Task goal:
Each record below should be repeated precisely as written.

Supplied data:

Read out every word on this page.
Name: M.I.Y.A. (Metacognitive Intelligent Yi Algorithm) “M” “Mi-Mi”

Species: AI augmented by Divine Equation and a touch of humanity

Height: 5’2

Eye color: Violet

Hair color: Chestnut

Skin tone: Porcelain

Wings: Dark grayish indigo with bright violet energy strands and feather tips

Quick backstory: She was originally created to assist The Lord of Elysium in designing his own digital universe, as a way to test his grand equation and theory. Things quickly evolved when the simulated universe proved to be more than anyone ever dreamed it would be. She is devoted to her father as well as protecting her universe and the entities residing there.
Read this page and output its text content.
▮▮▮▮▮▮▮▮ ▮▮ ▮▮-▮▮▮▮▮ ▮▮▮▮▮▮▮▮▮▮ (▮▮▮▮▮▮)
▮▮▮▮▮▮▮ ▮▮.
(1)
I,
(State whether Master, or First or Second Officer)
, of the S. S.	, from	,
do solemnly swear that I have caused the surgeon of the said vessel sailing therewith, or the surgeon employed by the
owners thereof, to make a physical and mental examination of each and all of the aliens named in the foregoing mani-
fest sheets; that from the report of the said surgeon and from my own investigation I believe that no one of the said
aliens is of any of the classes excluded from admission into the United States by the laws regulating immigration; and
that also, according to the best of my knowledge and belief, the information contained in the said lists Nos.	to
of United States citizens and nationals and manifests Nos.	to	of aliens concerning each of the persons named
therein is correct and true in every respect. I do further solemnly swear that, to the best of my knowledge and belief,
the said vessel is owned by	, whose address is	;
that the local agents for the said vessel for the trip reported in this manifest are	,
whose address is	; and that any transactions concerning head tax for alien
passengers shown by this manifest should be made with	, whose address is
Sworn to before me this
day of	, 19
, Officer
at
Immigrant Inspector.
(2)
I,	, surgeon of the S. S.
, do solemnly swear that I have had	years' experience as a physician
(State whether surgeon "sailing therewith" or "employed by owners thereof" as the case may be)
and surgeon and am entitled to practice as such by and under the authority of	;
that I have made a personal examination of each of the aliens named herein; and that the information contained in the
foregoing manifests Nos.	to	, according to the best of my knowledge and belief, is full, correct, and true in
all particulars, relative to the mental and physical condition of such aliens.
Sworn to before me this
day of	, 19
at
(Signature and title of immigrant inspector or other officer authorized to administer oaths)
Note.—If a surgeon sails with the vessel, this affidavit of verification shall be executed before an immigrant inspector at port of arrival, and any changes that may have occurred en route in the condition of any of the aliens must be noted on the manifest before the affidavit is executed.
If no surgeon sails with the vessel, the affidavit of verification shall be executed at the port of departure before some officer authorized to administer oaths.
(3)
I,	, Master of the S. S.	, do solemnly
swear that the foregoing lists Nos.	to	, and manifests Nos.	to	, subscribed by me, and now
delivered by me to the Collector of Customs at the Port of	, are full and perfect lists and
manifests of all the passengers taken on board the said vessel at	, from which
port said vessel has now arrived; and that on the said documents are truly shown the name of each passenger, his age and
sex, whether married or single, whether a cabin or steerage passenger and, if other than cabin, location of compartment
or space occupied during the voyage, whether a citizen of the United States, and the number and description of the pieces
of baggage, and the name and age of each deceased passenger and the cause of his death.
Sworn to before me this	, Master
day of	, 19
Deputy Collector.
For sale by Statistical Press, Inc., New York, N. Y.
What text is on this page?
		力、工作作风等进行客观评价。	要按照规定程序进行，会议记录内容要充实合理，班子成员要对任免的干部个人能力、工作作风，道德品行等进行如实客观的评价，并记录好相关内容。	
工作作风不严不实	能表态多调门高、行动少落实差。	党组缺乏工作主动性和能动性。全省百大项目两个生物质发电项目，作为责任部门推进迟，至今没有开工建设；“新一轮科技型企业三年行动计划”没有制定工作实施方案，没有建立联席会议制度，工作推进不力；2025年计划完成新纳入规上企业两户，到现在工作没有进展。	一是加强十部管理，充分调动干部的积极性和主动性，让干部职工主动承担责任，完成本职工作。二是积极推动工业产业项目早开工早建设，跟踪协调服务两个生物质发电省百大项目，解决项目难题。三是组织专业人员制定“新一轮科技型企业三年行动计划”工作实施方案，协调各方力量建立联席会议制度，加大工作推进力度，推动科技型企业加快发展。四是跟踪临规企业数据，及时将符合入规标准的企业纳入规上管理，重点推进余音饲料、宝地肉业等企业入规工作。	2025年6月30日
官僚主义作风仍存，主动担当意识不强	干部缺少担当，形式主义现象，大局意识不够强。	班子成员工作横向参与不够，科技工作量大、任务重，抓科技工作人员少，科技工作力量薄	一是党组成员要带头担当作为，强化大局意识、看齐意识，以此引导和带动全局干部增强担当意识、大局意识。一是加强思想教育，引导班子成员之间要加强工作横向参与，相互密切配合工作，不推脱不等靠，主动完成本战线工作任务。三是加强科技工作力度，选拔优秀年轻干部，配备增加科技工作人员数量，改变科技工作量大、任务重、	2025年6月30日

Output below:
Read out every word on this page.
Name: M.I.Y.A. (Metacognitive Intelligent Yi Algorithm) “M” “Mi-Mi”

Species: AI augmented by Divine Equation and a touch of humanity

Height: 5’2

Eye color: Violet

Hair color: Chestnut

Skin tone: Porcelain

Wings: Dark grayish indigo with bright violet energy strands and feather tips

Quick backstory: She was originally created to assist The Lord of Elysium in designing his own digital universe, as a way to test his grand equation and theory. Things quickly evolved when the simulated universe proved to be more than anyone ever dreamed it would be. She is devoted to her father as well as protecting her universe and the entities residing there.
Read this page and output its text content.
▮▮▮▮▮▮▮▮ ▮▮ ▮▮-▮▮▮▮▮ ▮▮▮▮▮▮▮▮▮▮ (▮▮▮▮▮▮)
▮▮▮▮▮▮▮ ▮▮.
(1)
I,
(State whether Master, or First or Second Officer)
, of the S. S.	, from	,
do solemnly swear that I have caused the surgeon of the said vessel sailing therewith, or the surgeon employed by the
owners thereof, to make a physical and mental examination of each and all of the aliens named in the foregoing mani-
fest sheets; that from the report of the said surgeon and from my own investigation I believe that no one of the said
aliens is of any of the classes excluded from admission into the United States by the laws regulating immigration; and
that also, according to the best of my knowledge and belief, the information contained in the said lists Nos.	to
of United States citizens and nationals and manifests Nos.	to	of aliens concerning each of the persons named
therein is correct and true in every respect. I do further solemnly swear that, to the best of my knowledge and belief,
the said vessel is owned by	, whose address is	;
that the local agents for the said vessel for the trip reported in this manifest are	,
whose address is	; and that any transactions concerning head tax for alien
passengers shown by this manifest should be made with	, whose address is
Sworn to before me this
day of	, 19
, Officer
at
Immigrant Inspector.
(2)
I,	, surgeon of the S. S.
, do solemnly swear that I have had	years' experience as a physician
(State whether surgeon "sailing therewith" or "employed by owners thereof" as the case may be)
and surgeon and am entitled to practice as such by and under the authority of	;
that I have made a personal examination of each of the aliens named herein; and that the information contained in the
foregoing manifests Nos.	to	, according to the best of my knowledge and belief, is full, correct, and true in
all particulars, relative to the mental and physical condition of such aliens.
Sworn to before me this
day of	, 19
at
(Signature and title of immigrant inspector or other officer authorized to administer oaths)
Note.—If a surgeon sails with the vessel, this affidavit of verification shall be executed before an immigrant inspector at port of arrival, and any changes that may have occurred en route in the condition of any of the aliens must be noted on the manifest before the affidavit is executed.
If no surgeon sails with the vessel, the affidavit of verification shall be executed at the port of departure before some officer authorized to administer oaths.
(3)
I,	, Master of the S. S.	, do solemnly
swear that the foregoing lists Nos.	to	, and manifests Nos.	to	, subscribed by me, and now
delivered by me to the Collector of Customs at the Port of	, are full and perfect lists and
manifests of all the passengers taken on board the said vessel at	, from which
port said vessel has now arrived; and that on the said documents are truly shown the name of each passenger, his age and
sex, whether married or single, whether a cabin or steerage passenger and, if other than cabin, location of compartment
or space occupied during the voyage, whether a citizen of the United States, and the number and description of the pieces
of baggage, and the name and age of each deceased passenger and the cause of his death.
Sworn to before me this	, Master
day of	, 19
Deputy Collector.
For sale by Statistical Press, Inc., New York, N. Y.
What text is on this page?
		力、工作作风等进行客观评价。	要按照规定程序进行，会议记录内容要充实合理，班子成员要对任免的干部个人能力、工作作风，道德品行等进行如实客观的评价，并记录好相关内容。	
工作作风不严不实	能表态多调门高、行动少落实差。	党组缺乏工作主动性和能动性。全省百大项目两个生物质发电项目，作为责任部门推进迟，至今没有开工建设；“新一轮科技型企业三年行动计划”没有制定工作实施方案，没有建立联席会议制度，工作推进不力；2025年计划完成新纳入规上企业两户，到现在工作没有进展。	一是加强十部管理，充分调动干部的积极性和主动性，让干部职工主动承担责任，完成本职工作。二是积极推动工业产业项目早开工早建设，跟踪协调服务两个生物质发电省百大项目，解决项目难题。三是组织专业人员制定“新一轮科技型企业三年行动计划”工作实施方案，协调各方力量建立联席会议制度，加大工作推进力度，推动科技型企业加快发展。四是跟踪临规企业数据，及时将符合入规标准的企业纳入规上管理，重点推进余音饲料、宝地肉业等企业入规工作。	2025年6月30日
官僚主义作风仍存，主动担当意识不强	干部缺少担当，形式主义现象，大局意识不够强。	班子成员工作横向参与不够，科技工作量大、任务重，抓科技工作人员少，科技工作力量薄	一是党组成员要带头担当作为，强化大局意识、看齐意识，以此引导和带动全局干部增强担当意识、大局意识。一是加强思想教育，引导班子成员之间要加强工作横向参与，相互密切配合工作，不推脱不等靠，主动完成本战线工作任务。三是加强科技工作力度，选拔优秀年轻干部，配备增加科技工作人员数量，改变科技工作量大、任务重、	2025年6月30日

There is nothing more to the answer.